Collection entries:
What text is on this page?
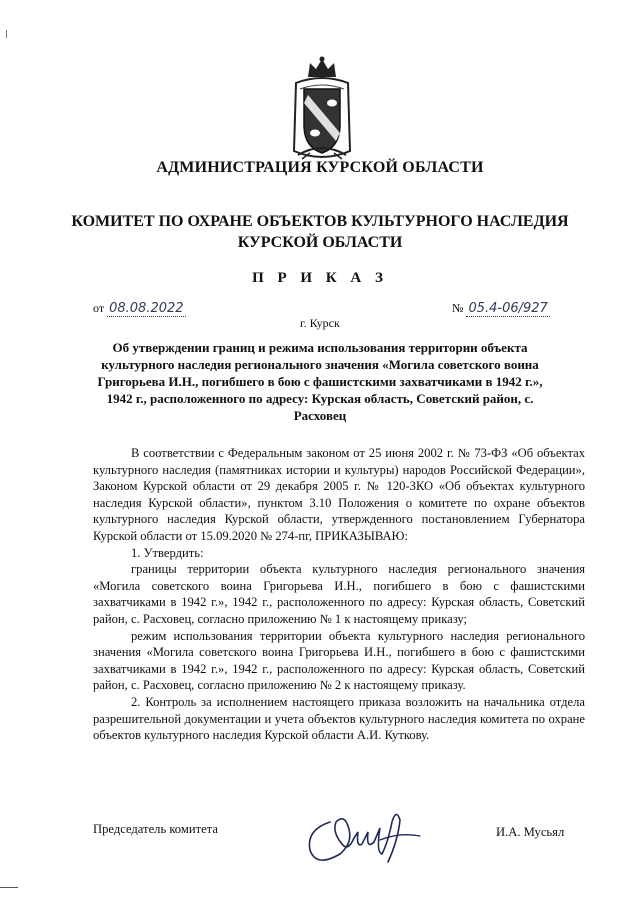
АДМИНИСТРАЦИЯ КУРСКОЙ ОБЛАСТИ
КОМИТЕТ ПО ОХРАНЕ ОБЪЕКТОВ КУЛЬТУРНОГО НАСЛЕДИЯ
КУРСКОЙ ОБЛАСТИ
П Р И К А З
от 08.08.2022	№ 05.4-06/927
г. Курск
Об утверждении границ и режима использования территории объекта культурного наследия регионального значения «Могила советского воина Григорьева И.Н., погибшего в бою с фашистскими захватчиками в 1942 г.», 1942 г., расположенного по адресу: Курская область, Советский район, с. Расховец

В соответствии с Федеральным законом от 25 июня 2002 г. № 73-ФЗ «Об объектах культурного наследия (памятниках истории и культуры) народов Российской Федерации», Законом Курской области от 29 декабря 2005 г. № 120-ЗКО «Об объектах культурного наследия Курской области», пунктом 3.10 Положения о комитете по охране объектов культурного наследия Курской области, утвержденного постановлением Губернатора Курской области от 15.09.2020 № 274-пг, ПРИКАЗЫВАЮ:

1. Утвердить:

границы территории объекта культурного наследия регионального значения «Могила советского воина Григорьева И.Н., погибшего в бою с фашистскими захватчиками в 1942 г.», 1942 г., расположенного по адресу: Курская область, Советский район, с. Расховец, согласно приложению № 1 к настоящему приказу;

режим использования территории объекта культурного наследия регионального значения «Могила советского воина Григорьева И.Н., погибшего в бою с фашистскими захватчиками в 1942 г.», 1942 г., расположенного по адресу: Курская область, Советский район, с. Расховец, согласно приложению № 2 к настоящему приказу.

2. Контроль за исполнением настоящего приказа возложить на начальника отдела разрешительной документации и учета объектов культурного наследия комитета по охране объектов культурного наследия Курской области А.И. Куткову.

Председатель комитета	И.А. Мусьял
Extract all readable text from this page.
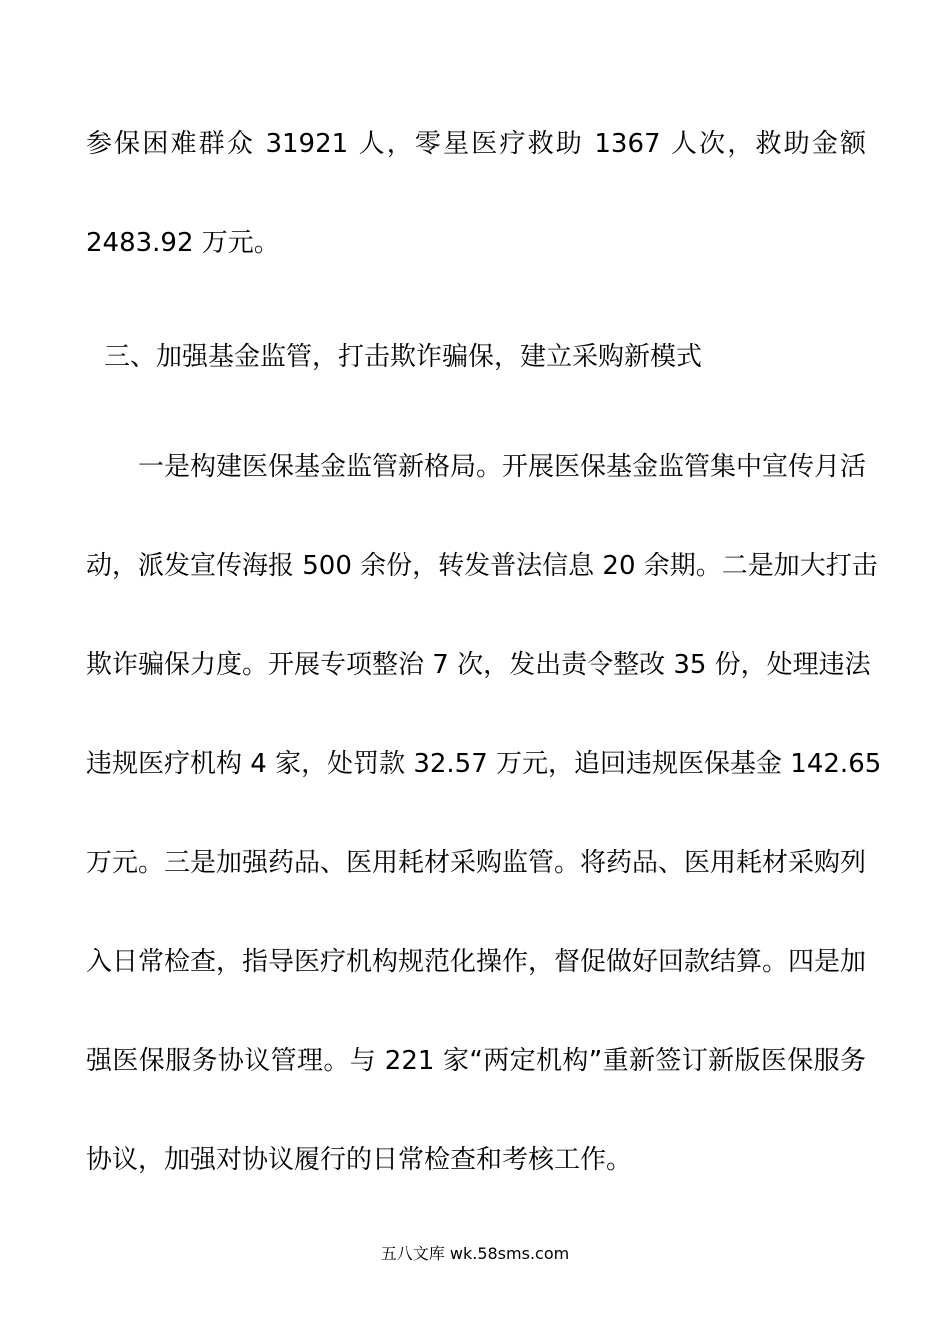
参保困难群众 31921 人，零星医疗救助 1367 人次，救助金额
2483.92 万元。
三、加强基金监管，打击欺诈骗保，建立采购新模式
一是构建医保基金监管新格局。开展医保基金监管集中宣传月活
动，派发宣传海报 500 余份，转发普法信息 20 余期。二是加大打击
欺诈骗保力度。开展专项整治 7 次，发出责令整改 35 份，处理违法
违规医疗机构 4 家，处罚款 32.57 万元，追回违规医保基金 142.65
万元。三是加强药品、医用耗材采购监管。将药品、医用耗材采购列
入日常检查，指导医疗机构规范化操作，督促做好回款结算。四是加
强医保服务协议管理。与 221 家“两定机构”重新签订新版医保服务
协议，加强对协议履行的日常检查和考核工作。
五八文库 wk.58sms.com
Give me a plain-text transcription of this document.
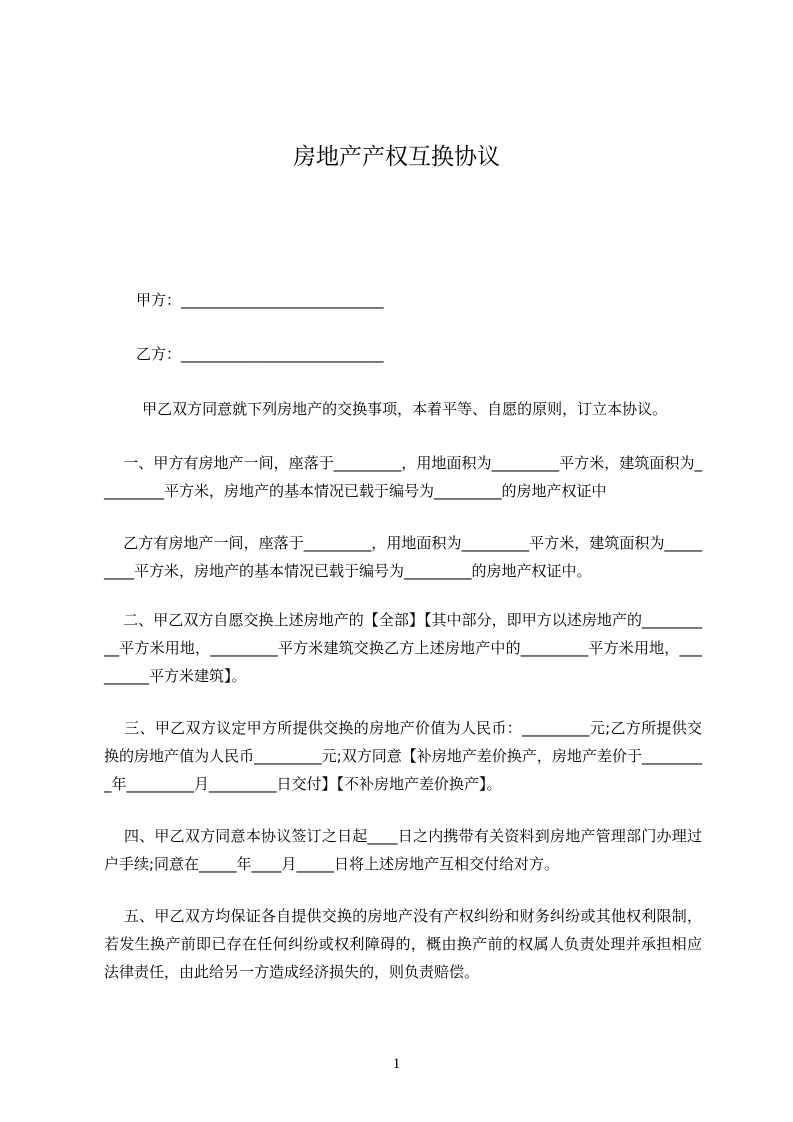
房地产产权互换协议

甲方：___________________________

乙方：___________________________

甲乙双方同意就下列房地产的交换事项，本着平等、自愿的原则，订立本协议。

一、甲方有房地产一间，座落于_________，用地面积为_________平方米，建筑面积为_________平方米，房地产的基本情况已载于编号为_________的房地产权证中

乙方有房地产一间，座落于_________，用地面积为_________平方米，建筑面积为_________平方米，房地产的基本情况已载于编号为_________的房地产权证中。

二、甲乙双方自愿交换上述房地产的【全部】【其中部分，即甲方以述房地产的__________平方米用地，_________平方米建筑交换乙方上述房地产中的_________平方米用地，_________平方米建筑】。

三、甲乙双方议定甲方所提供交换的房地产价值为人民币：_________元;乙方所提供交换的房地产值为人民币_________元;双方同意【补房地产差价换产，房地产差价于_________年_________月_________日交付】【不补房地产差价换产】。

四、甲乙双方同意本协议签订之日起____日之内携带有关资料到房地产管理部门办理过户手续;同意在_____年____月_____日将上述房地产互相交付给对方。

五、甲乙双方均保证各自提供交换的房地产没有产权纠纷和财务纠纷或其他权利限制，若发生换产前即已存在任何纠纷或权利障碍的，概由换产前的权属人负责处理并承担相应法律责任，由此给另一方造成经济损失的，则负责赔偿。

1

GOAL — Reproduce each line of the material containing the word "расположенного".

RESULT OF THE EXERCISE —
Об утверждении границ и режима использования территории объекта культурного наследия регионального значения «Могила советского воина Григорьева И.Н., погибшего в бою с фашистскими захватчиками в 1942 г.», 1942 г., расположенного по адресу: Курская область, Советский район, с. Расховец
границы территории объекта культурного наследия регионального значения «Могила советского воина Григорьева И.Н., погибшего в бою с фашистскими захватчиками в 1942 г.», 1942 г., расположенного по адресу: Курская область, Советский район, с. Расховец, согласно приложению № 1 к настоящему приказу;
режим использования территории объекта культурного наследия регионального значения «Могила советского воина Григорьева И.Н., погибшего в бою с фашистскими захватчиками в 1942 г.», 1942 г., расположенного по адресу: Курская область, Советский район, с. Расховец, согласно приложению № 2 к настоящему приказу.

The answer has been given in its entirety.